[Extracted data entries]

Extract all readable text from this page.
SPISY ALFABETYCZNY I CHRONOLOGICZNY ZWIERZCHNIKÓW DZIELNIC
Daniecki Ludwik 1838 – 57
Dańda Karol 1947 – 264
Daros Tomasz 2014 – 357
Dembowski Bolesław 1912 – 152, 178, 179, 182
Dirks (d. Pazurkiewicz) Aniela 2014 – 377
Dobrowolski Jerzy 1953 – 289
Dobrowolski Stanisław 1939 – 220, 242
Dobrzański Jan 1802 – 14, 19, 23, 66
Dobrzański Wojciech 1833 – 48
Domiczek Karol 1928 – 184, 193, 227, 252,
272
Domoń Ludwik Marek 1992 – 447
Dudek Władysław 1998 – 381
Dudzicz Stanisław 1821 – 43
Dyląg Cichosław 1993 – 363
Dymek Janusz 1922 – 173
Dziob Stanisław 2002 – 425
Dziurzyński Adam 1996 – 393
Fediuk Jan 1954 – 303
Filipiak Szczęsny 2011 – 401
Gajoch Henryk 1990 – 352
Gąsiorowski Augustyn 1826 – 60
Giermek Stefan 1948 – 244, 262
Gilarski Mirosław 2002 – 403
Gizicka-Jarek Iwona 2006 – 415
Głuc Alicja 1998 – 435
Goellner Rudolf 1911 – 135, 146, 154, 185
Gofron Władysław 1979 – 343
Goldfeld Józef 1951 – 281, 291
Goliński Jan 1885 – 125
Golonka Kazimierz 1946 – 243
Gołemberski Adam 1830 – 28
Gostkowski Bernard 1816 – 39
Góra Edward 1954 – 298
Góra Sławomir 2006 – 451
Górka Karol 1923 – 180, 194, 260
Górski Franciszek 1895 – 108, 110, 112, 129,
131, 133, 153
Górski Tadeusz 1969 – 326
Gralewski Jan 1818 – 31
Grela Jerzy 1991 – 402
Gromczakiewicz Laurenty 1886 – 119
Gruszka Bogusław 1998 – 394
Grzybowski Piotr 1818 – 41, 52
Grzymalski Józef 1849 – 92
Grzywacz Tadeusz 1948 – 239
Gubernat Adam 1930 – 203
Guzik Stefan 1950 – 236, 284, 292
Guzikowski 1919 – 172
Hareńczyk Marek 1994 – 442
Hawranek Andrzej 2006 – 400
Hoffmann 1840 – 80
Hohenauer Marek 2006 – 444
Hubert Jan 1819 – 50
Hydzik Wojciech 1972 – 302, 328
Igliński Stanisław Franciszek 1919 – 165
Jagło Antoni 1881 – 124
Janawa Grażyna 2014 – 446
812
...
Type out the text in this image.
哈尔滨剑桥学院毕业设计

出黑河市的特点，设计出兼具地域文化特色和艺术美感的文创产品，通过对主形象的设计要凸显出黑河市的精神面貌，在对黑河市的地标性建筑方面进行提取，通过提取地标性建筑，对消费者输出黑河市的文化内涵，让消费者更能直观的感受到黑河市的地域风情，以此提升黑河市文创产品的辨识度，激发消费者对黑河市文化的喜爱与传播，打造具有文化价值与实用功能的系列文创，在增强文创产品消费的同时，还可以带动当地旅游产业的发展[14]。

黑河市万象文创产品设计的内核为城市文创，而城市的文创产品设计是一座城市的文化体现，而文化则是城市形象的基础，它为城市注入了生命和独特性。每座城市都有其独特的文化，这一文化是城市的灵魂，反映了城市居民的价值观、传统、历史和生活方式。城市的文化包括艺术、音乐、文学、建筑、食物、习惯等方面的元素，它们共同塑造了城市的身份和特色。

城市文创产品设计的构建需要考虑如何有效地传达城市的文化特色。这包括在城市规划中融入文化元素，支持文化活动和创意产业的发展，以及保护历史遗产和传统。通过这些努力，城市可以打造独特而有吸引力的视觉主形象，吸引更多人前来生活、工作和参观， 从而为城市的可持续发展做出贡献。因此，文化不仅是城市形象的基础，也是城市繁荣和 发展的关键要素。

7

(Given request): Find every line in the records that has the string "Stanisław", then state how many there are and nothing else.

(The completed task): 4